Give all of the lines again, with nothing added or dropped.
#####
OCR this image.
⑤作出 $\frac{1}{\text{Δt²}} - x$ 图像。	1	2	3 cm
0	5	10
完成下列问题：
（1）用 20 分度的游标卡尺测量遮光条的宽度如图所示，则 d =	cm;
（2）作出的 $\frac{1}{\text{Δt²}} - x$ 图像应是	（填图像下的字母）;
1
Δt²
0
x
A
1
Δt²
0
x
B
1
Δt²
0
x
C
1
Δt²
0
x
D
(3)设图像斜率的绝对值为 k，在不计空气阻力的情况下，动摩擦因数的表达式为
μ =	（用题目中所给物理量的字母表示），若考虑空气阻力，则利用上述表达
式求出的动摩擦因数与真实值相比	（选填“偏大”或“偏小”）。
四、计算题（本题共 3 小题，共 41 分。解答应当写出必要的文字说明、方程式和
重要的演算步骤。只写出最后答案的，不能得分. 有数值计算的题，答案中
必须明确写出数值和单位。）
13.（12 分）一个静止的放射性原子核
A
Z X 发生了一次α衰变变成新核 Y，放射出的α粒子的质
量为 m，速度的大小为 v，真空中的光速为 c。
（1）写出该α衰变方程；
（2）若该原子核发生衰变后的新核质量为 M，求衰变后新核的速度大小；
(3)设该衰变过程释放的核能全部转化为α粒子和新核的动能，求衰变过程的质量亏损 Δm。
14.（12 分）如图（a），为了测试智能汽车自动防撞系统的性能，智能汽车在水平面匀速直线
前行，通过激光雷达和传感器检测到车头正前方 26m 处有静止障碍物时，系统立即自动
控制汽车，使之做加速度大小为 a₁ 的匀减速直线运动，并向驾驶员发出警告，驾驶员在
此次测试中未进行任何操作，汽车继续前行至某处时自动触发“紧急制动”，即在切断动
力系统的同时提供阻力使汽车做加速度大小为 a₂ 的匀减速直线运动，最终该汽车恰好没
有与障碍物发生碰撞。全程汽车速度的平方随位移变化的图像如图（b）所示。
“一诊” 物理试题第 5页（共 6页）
#####
Completed task:
OCR this image.
⑤作出 $\frac{1}{\text{Δt²}} - x$ 图像。	1	2	3 cm
0	5	10
完成下列问题：
（1）用 20 分度的游标卡尺测量遮光条的宽度如图所示，则 d =	cm;
（2）作出的 $\frac{1}{\text{Δt²}} - x$ 图像应是	（填图像下的字母）;
1
Δt²
0
x
A
1
Δt²
0
x
B
1
Δt²
0
x
C
1
Δt²
0
x
D
(3)设图像斜率的绝对值为 k，在不计空气阻力的情况下，动摩擦因数的表达式为
μ =	（用题目中所给物理量的字母表示），若考虑空气阻力，则利用上述表达
式求出的动摩擦因数与真实值相比	（选填“偏大”或“偏小”）。
四、计算题（本题共 3 小题，共 41 分。解答应当写出必要的文字说明、方程式和
重要的演算步骤。只写出最后答案的，不能得分. 有数值计算的题，答案中
必须明确写出数值和单位。）
13.（12 分）一个静止的放射性原子核
A
Z X 发生了一次α衰变变成新核 Y，放射出的α粒子的质
量为 m，速度的大小为 v，真空中的光速为 c。
（1）写出该α衰变方程；
（2）若该原子核发生衰变后的新核质量为 M，求衰变后新核的速度大小；
(3)设该衰变过程释放的核能全部转化为α粒子和新核的动能，求衰变过程的质量亏损 Δm。
14.（12 分）如图（a），为了测试智能汽车自动防撞系统的性能，智能汽车在水平面匀速直线
前行，通过激光雷达和传感器检测到车头正前方 26m 处有静止障碍物时，系统立即自动
控制汽车，使之做加速度大小为 a₁ 的匀减速直线运动，并向驾驶员发出警告，驾驶员在
此次测试中未进行任何操作，汽车继续前行至某处时自动触发“紧急制动”，即在切断动
力系统的同时提供阻力使汽车做加速度大小为 a₂ 的匀减速直线运动，最终该汽车恰好没
有与障碍物发生碰撞。全程汽车速度的平方随位移变化的图像如图（b）所示。
“一诊” 物理试题第 5页（共 6页）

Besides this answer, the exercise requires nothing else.